::: 頁面節錄

蘇有朋第二次擔任導演這一角色,就大膽挑戰了東野圭吾著名推理小說《嫌疑人X的現身》。
引起大家不同程度的關注,在3月31日觀看電影首映后,我有了以下不太成熟的的想法(僅個人觀點看法):
1.影片中警方發現死者尸體一處,領隊那人望了望死者頸部傷痕便開頭詢問道,傷口如此深,是否找到殺害死者的繩子?
影片未經一番縝密性推理過程,一開口就言說殺害死者的是一根繩子,而非其他類似可以做出同樣勒痕的物體,過于直白的結論事實,是難以扣住觀眾想要觀看下去的心。
2.陳靖這一背景身份的限定(也就是小說中的花崗靖子),被導演定義為一家小餐飲店老板娘。
當富堅來到她家中變相索要錢財,她的回答是沒有錢。
這對于一個擁有一家餐飲店的老板娘而言,就算生意再不夠好,是不可能拿不出錢來敷衍痞性的富堅。
沒有錢,這一點觀眾不相信,更何況是對陳靖生活有過一番暗中調查的富堅,他更是不會相信。
陳靖這番直白的回答無疑是主動激化富堅貪婪的欲望,促使他使用暴力手段獲得所想要之物的可能。
而小說中對于花崗靖子這一角色的定位是一個在便當店打工的女人,她性格也較為溫和,處理同樣的事件,表現得也更符合一個有著上中學女兒的母親所應有的成熟。
為了盡快擺脫富堅的糾纏,也為了避免女兒再次見到惡魔般的繼父,在與富堅短暫交涉無果后,靖子理性地從錢包里掏出鈔票,而不是尋找拙劣的借口,搪塞過去。
小說此處情節如下:
【靖子吐出一口氣,走向廚房。錢包放在料理臺旁邊的抽屜,她從里面抽出兩張萬元大鈔。
“收下這個就請回吧。”她把錢往暖桌一放。
“你這是干嘛?你不是說絕不給錢嗎?”
“這是最后一次。”
“我才不稀罕這種東西。”
“你是絕不會空著手走吧?我知道你想要更多,但我們手頭也很緊。”
富堅凝視這兩萬元,然后望著靖子。
“真拿你沒辦法。那,我就回去好了。不過我可要聲明,我說過我不要錢喔。是你硬要塞給我的。”
富堅把兩萬元大鈔往口袋胡亂一塞,將煙蒂扔進空罐中,從暖桌抽身站起。】
3.影片中,富堅不僅要錢,還試圖暴力侵犯陳靖,主動挑撥了呆在房間里女兒的忍耐程度,強化了女兒使用同等暴力方式傷害其繼父的可能性。
此點,正如近日備受輿論爭議的于歡母子事件相似。
相對于影片此處的行為,小說更為強調事發的偶然性,借此情節更為跌宕起伏,扣人心弦。
美里當時之所以要反抗富堅,是沉積多年怨恨的爆發,也是為了擺脫長期挾持母女二人平凡生活里可怕的惡魔。
由美里主動發起的反抗,引爆了尖銳的矛盾,也是對誘發了生性善良的母女二人合伙殺害富堅時產生的勇氣作出了合理解釋。
原文此處描述如下:
【“別開玩笑了!快走!”
“我會走啦——至少今天會。”

::::::
::: 所附條目

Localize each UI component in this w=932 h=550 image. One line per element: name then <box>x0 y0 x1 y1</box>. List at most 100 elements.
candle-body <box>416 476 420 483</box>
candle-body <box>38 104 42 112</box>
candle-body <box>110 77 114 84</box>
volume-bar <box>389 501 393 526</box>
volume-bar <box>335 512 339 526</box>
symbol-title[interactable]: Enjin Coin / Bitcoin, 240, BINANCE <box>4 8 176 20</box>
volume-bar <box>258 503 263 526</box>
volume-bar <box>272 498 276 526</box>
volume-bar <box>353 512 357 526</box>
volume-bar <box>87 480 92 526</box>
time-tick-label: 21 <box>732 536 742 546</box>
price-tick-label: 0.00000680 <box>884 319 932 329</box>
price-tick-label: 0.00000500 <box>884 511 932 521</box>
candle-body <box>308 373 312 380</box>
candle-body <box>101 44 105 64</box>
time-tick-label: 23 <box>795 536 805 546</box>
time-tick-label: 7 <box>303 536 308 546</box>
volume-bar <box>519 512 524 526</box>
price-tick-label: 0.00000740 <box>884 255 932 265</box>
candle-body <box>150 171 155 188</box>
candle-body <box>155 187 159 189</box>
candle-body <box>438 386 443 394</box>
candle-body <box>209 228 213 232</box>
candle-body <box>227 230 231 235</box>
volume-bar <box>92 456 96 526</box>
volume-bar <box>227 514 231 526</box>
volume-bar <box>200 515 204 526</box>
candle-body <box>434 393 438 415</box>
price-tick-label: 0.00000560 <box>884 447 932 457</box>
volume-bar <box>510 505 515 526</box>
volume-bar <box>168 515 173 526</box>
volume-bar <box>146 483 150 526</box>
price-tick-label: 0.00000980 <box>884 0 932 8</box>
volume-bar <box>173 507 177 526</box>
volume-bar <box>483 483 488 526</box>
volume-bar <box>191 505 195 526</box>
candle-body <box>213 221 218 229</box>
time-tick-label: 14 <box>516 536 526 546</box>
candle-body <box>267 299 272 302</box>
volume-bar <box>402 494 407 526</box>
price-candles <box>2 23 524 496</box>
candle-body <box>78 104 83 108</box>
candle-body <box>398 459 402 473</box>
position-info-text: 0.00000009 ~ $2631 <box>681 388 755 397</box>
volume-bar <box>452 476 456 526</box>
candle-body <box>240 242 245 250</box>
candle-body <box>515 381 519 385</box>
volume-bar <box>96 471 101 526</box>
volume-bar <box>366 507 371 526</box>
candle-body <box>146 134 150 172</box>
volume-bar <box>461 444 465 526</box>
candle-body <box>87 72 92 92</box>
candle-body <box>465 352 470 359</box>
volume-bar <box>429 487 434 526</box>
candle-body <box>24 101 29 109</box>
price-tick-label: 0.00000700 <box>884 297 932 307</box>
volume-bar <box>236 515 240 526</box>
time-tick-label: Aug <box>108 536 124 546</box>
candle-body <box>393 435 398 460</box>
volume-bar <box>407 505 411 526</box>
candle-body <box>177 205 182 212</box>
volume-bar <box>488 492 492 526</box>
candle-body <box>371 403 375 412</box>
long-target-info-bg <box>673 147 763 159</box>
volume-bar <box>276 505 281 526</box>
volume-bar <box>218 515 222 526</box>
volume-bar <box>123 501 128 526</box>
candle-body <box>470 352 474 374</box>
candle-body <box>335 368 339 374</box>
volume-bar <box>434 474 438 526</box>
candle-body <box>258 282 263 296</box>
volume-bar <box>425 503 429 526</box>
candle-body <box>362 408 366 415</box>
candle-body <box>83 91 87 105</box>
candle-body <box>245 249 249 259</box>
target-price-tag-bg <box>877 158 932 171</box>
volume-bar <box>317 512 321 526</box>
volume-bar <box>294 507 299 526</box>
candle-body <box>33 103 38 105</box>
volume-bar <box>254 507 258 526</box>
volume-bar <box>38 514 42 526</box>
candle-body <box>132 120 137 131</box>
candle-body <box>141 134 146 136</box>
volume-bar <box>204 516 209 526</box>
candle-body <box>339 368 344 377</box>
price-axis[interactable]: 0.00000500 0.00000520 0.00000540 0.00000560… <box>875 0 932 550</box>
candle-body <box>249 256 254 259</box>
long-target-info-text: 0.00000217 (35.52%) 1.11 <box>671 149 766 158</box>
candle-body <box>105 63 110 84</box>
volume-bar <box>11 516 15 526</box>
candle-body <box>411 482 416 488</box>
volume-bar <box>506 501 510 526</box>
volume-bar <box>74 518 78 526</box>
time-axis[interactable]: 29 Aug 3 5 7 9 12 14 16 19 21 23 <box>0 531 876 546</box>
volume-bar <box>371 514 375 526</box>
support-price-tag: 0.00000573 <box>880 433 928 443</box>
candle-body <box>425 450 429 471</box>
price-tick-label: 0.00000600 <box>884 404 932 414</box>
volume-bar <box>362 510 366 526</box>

::::::

作答要求 ▸
- 1) 在這篇關於電影《嫌疑人X的現身》的影評中,導演把陳靖設定成什麼身份?
- 2) 接著這篇關於電影《嫌疑人X的現身》的影評最後一句往下寫。

練習答案 ▸
- 1) 一家小餐飲店的老板娘。

- 2)
“你絕對不能再來。”
“這我就不敢保證了。”
“你……”
“我可要提醒你,你逃不出我的手掌心,該死心的是你。”
富堅低聲笑了,然后彎下腰穿鞋。
就在這時候。
靖子背后傳來的聲音。
當她轉頭時,只見身穿制服的美里已站在她身邊,美里揮起某種東西。
靖子來不及阻止,也來不及出聲。
美里已朝富堅的后腦打了下去。
鈍重的聲音響起,富堅當場倒下。】
4.影片中,在案發后石泓有兩次敲開母女二人的家門的情節,乍看這樣的做法似乎合情合理,卻是經不住推敲。
小說中對于石神這一角色的塑造,作者更為展現他對于靖子感情上的傾慕好感,向來謹慎心細的他,在第一次開門后他便已經能肯定房間內所發生之事,所以他不可能會再做敲門之事,再次驚嚇到惶恐不安中的母女二人。
因此,小說中作者特意安排了石神通過電話的方式來降低母女二人的戒備心,以此獲取更大的認可與信任,以及更大的機會幫助二人擺脫麻煩。
5.影片中,陳靖不僅主動關心起石泓,甚至為了消解石泓督見其他異性男人送她回家的誤會,她竟然開始主動關心他,與他交談,甚至還買了衣服送他,不免使得原著讀者質疑陳靖此番所展露出的好感。
細讀小說,我們不難發現,對于石神,靖子除了感激絕無他意,更不會以好感的姿態親近他。
在不明就里受到石神假象威脅的時候,同時也是靖子毫無疑問最需要在這關鍵時刻依靠石神才能躲過警方調查的時候。
她并未因此想過要改變自己追求幸福的決心,沒有想過要以“愛意”的名義企圖獲得自身安全的保護,她甚至會擔心石神會借案件要挾到她未來的生活,使其再次陷入男人的魔爪中。
靖子在小說中對石神接觸,是理性也是其生性所然。
靖子并未刻意親近石神,只因從頭到尾,她都不曾愛過石神,哪怕是因不去親近石神可能會面臨牢獄之災,她也不愿委身于他,也不愿拋棄對幸福生活的渴望。
這一點想必是作者立在謳歌的女性形象,大膽而時刻擁有自己的想法,也能堅定不移勇敢面對現實的磨難。
小說原文表現如下:
【對靖子來說,她能想到的可疑人還只有一個。
上次工藤送靖子回公寓時,石神在旁凝望的那雙晦暗眼睛,至今仍烙印在她的腦海深處。
靖子和工藤的會晤,令石神燃起嫉妒之火——這絕對大有可能。
他之所以幫著湮滅犯罪證據,至今仍保護花岡母女和警方對抗,顯然是因為他對靖子的情愫非比尋常。
騷擾工藤的人,果真是石神嗎?
如果真是這樣,那他打算怎么擺布我呢?
想到這里靖子大為不安。
今后,他打算仗著共犯這面盾牌控制她的生活嗎?
她和其他男人別說是結婚了,就連交往都不可以嗎?
托石神的福,關于富堅命案,靖子已逐漸擺脫警方的追查。她對這點滿懷感激。
不過若因此終生都無法逃離他的掌控,那么故布疑陣又有何意義?
這樣和富堅在世時沒兩樣。只不過對方從富堅變成石神。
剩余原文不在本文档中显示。